■ **THE TASK**
Please print every record below exactly as it appears.

========

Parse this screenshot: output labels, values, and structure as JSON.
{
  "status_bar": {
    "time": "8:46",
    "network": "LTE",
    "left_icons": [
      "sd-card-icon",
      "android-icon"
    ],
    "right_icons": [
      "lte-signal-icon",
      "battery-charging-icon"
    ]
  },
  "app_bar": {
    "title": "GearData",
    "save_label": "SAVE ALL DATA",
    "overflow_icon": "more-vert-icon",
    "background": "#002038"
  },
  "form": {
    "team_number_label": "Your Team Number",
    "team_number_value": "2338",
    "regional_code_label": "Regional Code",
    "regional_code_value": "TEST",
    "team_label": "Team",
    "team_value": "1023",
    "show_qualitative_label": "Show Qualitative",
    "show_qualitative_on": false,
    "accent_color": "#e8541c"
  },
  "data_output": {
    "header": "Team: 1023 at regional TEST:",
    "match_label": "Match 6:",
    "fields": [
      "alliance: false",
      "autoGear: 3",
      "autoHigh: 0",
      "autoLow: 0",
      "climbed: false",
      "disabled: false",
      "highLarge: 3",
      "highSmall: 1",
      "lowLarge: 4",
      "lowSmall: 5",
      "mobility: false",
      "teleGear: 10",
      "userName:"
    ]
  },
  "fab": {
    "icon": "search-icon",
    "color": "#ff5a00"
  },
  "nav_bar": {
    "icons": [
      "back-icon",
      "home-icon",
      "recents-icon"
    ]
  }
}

========

■ **RESULT OF THE EXERCISE**
Parse this screenshot: output labels, values, and structure as JSON.
{
  "status_bar": {
    "time": "8:46",
    "network": "LTE",
    "left_icons": [
      "sd-card-icon",
      "android-icon"
    ],
    "right_icons": [
      "lte-signal-icon",
      "battery-charging-icon"
    ]
  },
  "app_bar": {
    "title": "GearData",
    "save_label": "SAVE ALL DATA",
    "overflow_icon": "more-vert-icon",
    "background": "#002038"
  },
  "form": {
    "team_number_label": "Your Team Number",
    "team_number_value": "2338",
    "regional_code_label": "Regional Code",
    "regional_code_value": "TEST",
    "team_label": "Team",
    "team_value": "1023",
    "show_qualitative_label": "Show Qualitative",
    "show_qualitative_on": false,
    "accent_color": "#e8541c"
  },
  "data_output": {
    "header": "Team: 1023 at regional TEST:",
    "match_label": "Match 6:",
    "fields": [
      "alliance: false",
      "autoGear: 3",
      "autoHigh: 0",
      "autoLow: 0",
      "climbed: false",
      "disabled: false",
      "highLarge: 3",
      "highSmall: 1",
      "lowLarge: 4",
      "lowSmall: 5",
      "mobility: false",
      "teleGear: 10",
      "userName:"
    ]
  },
  "fab": {
    "icon": "search-icon",
    "color": "#ff5a00"
  },
  "nav_bar": {
    "icons": [
      "back-icon",
      "home-icon",
      "recents-icon"
    ]
  }
}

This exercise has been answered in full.